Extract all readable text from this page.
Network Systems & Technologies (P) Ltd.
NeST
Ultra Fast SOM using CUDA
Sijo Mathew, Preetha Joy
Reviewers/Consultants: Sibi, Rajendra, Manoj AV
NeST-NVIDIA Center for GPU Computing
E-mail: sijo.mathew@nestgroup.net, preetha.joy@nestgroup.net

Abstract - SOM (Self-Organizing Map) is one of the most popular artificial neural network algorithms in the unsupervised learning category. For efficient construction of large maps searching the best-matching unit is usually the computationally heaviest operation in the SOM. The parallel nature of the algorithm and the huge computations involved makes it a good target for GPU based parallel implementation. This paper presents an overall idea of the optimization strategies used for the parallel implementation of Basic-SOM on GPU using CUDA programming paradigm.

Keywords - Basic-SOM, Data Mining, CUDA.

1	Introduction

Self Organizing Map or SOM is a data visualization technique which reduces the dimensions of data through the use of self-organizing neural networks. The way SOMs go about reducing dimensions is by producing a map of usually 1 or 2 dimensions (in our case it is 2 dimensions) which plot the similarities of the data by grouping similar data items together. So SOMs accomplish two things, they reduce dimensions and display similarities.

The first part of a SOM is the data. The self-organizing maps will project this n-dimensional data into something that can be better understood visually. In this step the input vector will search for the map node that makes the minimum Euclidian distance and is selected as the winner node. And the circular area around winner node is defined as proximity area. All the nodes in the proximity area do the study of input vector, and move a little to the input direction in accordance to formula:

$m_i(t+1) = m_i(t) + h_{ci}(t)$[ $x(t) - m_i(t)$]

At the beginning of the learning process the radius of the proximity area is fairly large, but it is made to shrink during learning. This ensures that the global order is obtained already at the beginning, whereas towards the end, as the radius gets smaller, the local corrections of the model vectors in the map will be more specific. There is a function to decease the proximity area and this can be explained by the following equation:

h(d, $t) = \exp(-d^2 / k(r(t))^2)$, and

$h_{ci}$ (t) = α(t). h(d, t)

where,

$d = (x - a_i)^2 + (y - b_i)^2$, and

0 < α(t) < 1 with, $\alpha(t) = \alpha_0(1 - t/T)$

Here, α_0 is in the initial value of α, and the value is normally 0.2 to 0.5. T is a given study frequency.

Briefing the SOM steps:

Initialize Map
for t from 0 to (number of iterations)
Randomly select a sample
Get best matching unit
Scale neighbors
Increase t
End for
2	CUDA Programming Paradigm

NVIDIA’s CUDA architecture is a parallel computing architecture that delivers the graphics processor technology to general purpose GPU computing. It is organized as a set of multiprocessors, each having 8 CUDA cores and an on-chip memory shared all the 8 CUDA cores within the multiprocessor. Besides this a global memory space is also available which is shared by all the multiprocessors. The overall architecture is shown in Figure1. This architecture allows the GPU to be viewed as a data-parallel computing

★ ★ ★ ★ ★

- **OBJECTIVE**
In the lines above, find each one with "from" and list it.

- **TASK OUTPUT**
Extract all readable text from this page.
for t from 0 to (number of iterations)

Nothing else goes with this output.